++++ WORKING DATA ++++

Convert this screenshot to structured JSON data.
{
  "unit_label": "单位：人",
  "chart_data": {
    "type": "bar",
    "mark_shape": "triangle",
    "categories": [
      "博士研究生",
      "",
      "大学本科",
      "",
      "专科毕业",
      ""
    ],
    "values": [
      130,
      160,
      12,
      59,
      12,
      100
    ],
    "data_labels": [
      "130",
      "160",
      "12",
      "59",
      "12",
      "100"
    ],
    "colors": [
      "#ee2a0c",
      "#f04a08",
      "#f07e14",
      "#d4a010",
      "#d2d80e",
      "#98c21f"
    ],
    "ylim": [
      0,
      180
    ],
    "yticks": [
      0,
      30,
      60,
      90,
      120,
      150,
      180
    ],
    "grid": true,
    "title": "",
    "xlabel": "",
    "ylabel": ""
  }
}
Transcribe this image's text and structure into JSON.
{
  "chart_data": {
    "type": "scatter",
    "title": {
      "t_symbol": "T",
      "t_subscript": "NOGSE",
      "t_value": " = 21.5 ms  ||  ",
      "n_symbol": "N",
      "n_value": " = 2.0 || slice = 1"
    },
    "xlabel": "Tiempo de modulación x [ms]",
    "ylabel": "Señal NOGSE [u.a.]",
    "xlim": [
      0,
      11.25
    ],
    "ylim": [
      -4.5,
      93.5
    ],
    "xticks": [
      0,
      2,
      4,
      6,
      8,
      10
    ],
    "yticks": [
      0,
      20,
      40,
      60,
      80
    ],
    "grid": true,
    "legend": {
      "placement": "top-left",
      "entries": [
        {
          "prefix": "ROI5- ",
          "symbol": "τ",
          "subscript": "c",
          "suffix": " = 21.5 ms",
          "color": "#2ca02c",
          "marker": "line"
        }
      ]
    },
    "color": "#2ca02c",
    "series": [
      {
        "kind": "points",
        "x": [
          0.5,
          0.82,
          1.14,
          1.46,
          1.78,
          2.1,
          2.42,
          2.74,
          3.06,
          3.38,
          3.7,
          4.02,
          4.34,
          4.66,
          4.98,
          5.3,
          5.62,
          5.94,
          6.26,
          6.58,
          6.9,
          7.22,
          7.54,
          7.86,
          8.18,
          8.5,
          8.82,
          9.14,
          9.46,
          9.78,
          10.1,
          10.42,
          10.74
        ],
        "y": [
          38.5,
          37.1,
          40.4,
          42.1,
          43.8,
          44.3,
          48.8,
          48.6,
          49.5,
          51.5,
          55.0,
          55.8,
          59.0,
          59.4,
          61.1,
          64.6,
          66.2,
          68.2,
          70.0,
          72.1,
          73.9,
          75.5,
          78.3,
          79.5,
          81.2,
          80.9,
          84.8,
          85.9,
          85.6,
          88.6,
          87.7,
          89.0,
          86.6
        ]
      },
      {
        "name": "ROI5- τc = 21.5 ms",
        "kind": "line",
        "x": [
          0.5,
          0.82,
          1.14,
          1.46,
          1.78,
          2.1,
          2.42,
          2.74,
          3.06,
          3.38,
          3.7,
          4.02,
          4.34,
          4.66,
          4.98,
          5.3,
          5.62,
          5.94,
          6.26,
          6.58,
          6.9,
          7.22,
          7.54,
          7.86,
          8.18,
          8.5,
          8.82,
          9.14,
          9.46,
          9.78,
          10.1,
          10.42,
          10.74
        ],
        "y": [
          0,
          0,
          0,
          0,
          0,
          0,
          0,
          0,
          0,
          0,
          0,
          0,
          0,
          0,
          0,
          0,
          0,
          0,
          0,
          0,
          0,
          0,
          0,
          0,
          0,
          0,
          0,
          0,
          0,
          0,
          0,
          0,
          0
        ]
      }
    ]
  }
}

++++

- **INSTRUCTION**
Output all records verbatim.

- **WRITTEN REPLY**
Convert this screenshot to structured JSON data.
{
  "unit_label": "单位：人",
  "chart_data": {
    "type": "bar",
    "mark_shape": "triangle",
    "categories": [
      "博士研究生",
      "",
      "大学本科",
      "",
      "专科毕业",
      ""
    ],
    "values": [
      130,
      160,
      12,
      59,
      12,
      100
    ],
    "data_labels": [
      "130",
      "160",
      "12",
      "59",
      "12",
      "100"
    ],
    "colors": [
      "#ee2a0c",
      "#f04a08",
      "#f07e14",
      "#d4a010",
      "#d2d80e",
      "#98c21f"
    ],
    "ylim": [
      0,
      180
    ],
    "yticks": [
      0,
      30,
      60,
      90,
      120,
      150,
      180
    ],
    "grid": true,
    "title": "",
    "xlabel": "",
    "ylabel": ""
  }
}
Transcribe this image's text and structure into JSON.
{
  "chart_data": {
    "type": "scatter",
    "title": {
      "t_symbol": "T",
      "t_subscript": "NOGSE",
      "t_value": " = 21.5 ms  ||  ",
      "n_symbol": "N",
      "n_value": " = 2.0 || slice = 1"
    },
    "xlabel": "Tiempo de modulación x [ms]",
    "ylabel": "Señal NOGSE [u.a.]",
    "xlim": [
      0,
      11.25
    ],
    "ylim": [
      -4.5,
      93.5
    ],
    "xticks": [
      0,
      2,
      4,
      6,
      8,
      10
    ],
    "yticks": [
      0,
      20,
      40,
      60,
      80
    ],
    "grid": true,
    "legend": {
      "placement": "top-left",
      "entries": [
        {
          "prefix": "ROI5- ",
          "symbol": "τ",
          "subscript": "c",
          "suffix": " = 21.5 ms",
          "color": "#2ca02c",
          "marker": "line"
        }
      ]
    },
    "color": "#2ca02c",
    "series": [
      {
        "kind": "points",
        "x": [
          0.5,
          0.82,
          1.14,
          1.46,
          1.78,
          2.1,
          2.42,
          2.74,
          3.06,
          3.38,
          3.7,
          4.02,
          4.34,
          4.66,
          4.98,
          5.3,
          5.62,
          5.94,
          6.26,
          6.58,
          6.9,
          7.22,
          7.54,
          7.86,
          8.18,
          8.5,
          8.82,
          9.14,
          9.46,
          9.78,
          10.1,
          10.42,
          10.74
        ],
        "y": [
          38.5,
          37.1,
          40.4,
          42.1,
          43.8,
          44.3,
          48.8,
          48.6,
          49.5,
          51.5,
          55.0,
          55.8,
          59.0,
          59.4,
          61.1,
          64.6,
          66.2,
          68.2,
          70.0,
          72.1,
          73.9,
          75.5,
          78.3,
          79.5,
          81.2,
          80.9,
          84.8,
          85.9,
          85.6,
          88.6,
          87.7,
          89.0,
          86.6
        ]
      },
      {
        "name": "ROI5- τc = 21.5 ms",
        "kind": "line",
        "x": [
          0.5,
          0.82,
          1.14,
          1.46,
          1.78,
          2.1,
          2.42,
          2.74,
          3.06,
          3.38,
          3.7,
          4.02,
          4.34,
          4.66,
          4.98,
          5.3,
          5.62,
          5.94,
          6.26,
          6.58,
          6.9,
          7.22,
          7.54,
          7.86,
          8.18,
          8.5,
          8.82,
          9.14,
          9.46,
          9.78,
          10.1,
          10.42,
          10.74
        ],
        "y": [
          0,
          0,
          0,
          0,
          0,
          0,
          0,
          0,
          0,
          0,
          0,
          0,
          0,
          0,
          0,
          0,
          0,
          0,
          0,
          0,
          0,
          0,
          0,
          0,
          0,
          0,
          0,
          0,
          0,
          0,
          0,
          0,
          0
        ]
      }
    ]
  }
}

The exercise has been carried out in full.